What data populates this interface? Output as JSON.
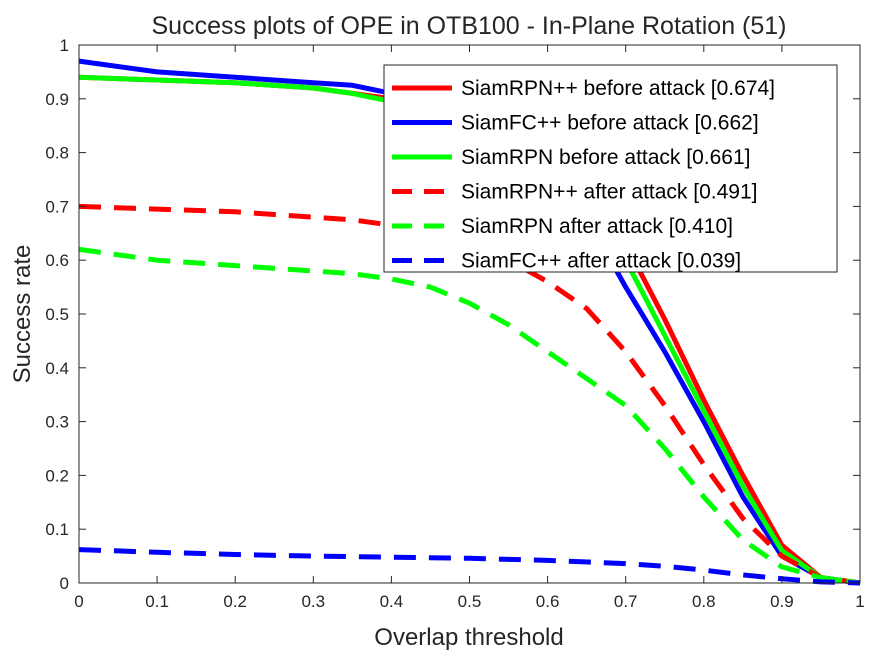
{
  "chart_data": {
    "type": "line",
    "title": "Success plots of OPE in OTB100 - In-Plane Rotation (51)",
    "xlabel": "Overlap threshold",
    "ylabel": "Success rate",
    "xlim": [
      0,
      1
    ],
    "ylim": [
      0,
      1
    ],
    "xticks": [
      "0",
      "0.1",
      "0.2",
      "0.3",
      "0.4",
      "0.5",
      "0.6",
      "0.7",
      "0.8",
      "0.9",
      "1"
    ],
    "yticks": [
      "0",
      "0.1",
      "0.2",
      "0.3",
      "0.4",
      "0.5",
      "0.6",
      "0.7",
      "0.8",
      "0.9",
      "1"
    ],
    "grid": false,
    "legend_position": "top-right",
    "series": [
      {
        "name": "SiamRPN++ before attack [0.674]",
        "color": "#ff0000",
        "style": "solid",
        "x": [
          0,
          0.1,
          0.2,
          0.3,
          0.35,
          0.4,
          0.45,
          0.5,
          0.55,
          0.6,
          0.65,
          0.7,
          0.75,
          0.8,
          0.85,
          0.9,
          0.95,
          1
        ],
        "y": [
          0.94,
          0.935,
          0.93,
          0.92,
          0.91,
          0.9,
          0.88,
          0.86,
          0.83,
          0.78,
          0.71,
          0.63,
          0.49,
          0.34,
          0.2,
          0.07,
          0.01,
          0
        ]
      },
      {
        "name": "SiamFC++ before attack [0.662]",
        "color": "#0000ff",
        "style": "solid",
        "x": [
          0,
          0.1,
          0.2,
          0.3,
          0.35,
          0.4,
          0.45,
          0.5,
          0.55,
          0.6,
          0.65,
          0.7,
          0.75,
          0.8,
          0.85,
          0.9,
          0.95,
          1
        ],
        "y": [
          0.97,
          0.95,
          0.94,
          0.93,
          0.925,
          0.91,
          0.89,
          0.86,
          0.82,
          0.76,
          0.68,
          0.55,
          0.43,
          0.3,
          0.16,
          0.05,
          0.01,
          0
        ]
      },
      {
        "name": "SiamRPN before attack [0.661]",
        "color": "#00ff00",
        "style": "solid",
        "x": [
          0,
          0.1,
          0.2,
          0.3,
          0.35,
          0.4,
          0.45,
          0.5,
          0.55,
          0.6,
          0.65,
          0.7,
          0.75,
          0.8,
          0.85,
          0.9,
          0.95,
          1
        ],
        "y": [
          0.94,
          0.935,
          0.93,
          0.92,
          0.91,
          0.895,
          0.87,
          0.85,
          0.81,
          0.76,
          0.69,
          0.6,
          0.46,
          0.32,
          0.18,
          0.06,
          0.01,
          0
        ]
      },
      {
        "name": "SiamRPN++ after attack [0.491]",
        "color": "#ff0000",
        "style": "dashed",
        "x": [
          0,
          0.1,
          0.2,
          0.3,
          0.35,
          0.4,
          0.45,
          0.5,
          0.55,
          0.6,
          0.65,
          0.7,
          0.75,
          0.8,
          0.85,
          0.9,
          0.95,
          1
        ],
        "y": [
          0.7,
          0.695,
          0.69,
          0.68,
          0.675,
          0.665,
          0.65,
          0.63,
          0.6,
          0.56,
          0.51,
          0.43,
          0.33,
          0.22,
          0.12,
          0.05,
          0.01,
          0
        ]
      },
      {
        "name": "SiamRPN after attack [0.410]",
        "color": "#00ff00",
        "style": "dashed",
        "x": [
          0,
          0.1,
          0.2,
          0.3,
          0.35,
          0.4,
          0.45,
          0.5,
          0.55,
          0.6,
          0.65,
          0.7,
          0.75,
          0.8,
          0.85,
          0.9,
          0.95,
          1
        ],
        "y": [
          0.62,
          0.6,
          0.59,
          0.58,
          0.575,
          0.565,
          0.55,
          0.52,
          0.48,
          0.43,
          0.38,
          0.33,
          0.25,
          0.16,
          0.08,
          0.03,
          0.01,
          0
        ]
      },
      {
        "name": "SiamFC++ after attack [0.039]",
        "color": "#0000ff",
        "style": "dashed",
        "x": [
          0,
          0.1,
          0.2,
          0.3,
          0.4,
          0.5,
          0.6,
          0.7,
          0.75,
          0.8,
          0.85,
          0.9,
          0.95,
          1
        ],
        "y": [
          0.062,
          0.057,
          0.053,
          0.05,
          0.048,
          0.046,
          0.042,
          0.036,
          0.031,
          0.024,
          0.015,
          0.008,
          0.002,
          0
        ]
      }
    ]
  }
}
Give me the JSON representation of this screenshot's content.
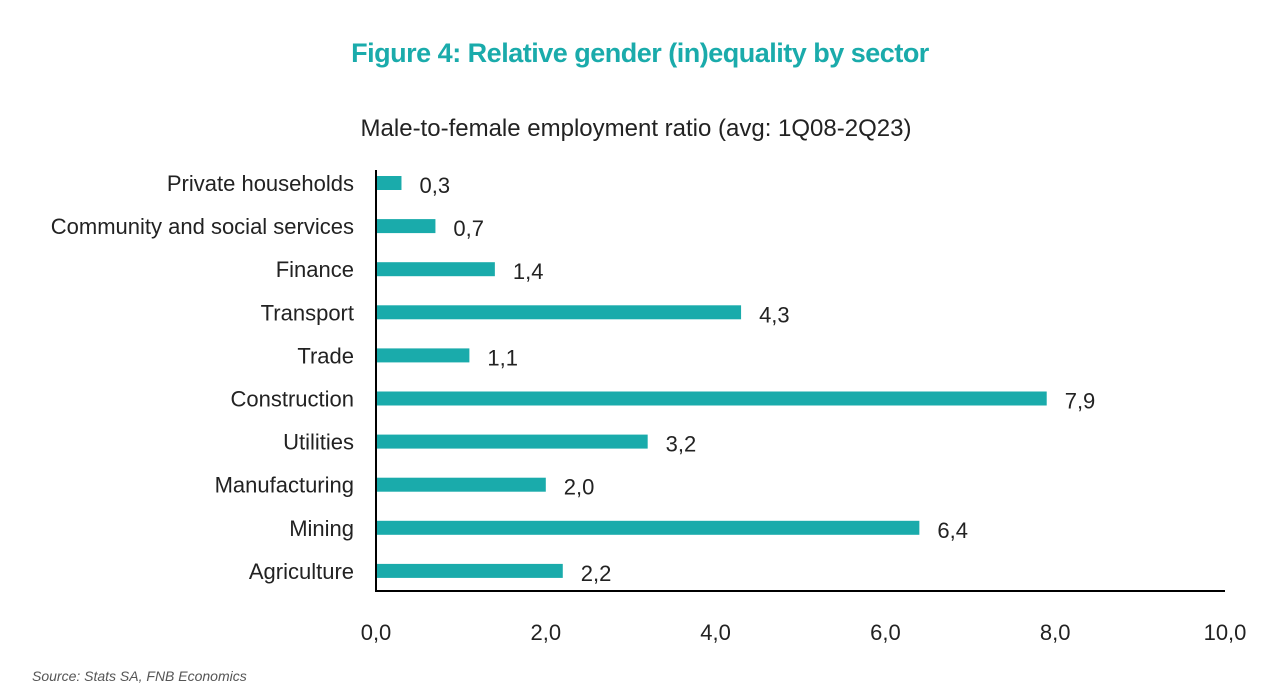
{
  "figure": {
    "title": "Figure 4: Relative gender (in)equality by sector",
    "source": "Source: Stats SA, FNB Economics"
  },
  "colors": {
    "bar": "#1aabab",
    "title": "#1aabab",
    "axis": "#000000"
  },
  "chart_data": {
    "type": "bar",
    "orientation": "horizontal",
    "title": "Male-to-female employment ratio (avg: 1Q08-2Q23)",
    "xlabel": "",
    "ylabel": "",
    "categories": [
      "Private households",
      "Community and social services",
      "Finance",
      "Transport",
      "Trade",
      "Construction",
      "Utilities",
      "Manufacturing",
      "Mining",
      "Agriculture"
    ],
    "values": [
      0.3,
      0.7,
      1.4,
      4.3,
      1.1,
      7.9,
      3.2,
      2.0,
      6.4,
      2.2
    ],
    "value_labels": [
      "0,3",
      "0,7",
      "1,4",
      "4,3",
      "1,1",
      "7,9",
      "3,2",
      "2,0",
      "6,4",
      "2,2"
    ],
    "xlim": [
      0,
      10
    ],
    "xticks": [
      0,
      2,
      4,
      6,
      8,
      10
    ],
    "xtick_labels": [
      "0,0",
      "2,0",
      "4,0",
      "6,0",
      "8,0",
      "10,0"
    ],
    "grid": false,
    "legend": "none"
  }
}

========================================

● **EXERCISE PROMPT**
Look through the material above. Copy each line where the word "before" appears.

● **CORRECT ANSWER**
        "name": "SiamRPN++ before attack [0.674]",
        "name": "SiamFC++ before attack [0.662]",
        "name": "SiamRPN before attack [0.661]",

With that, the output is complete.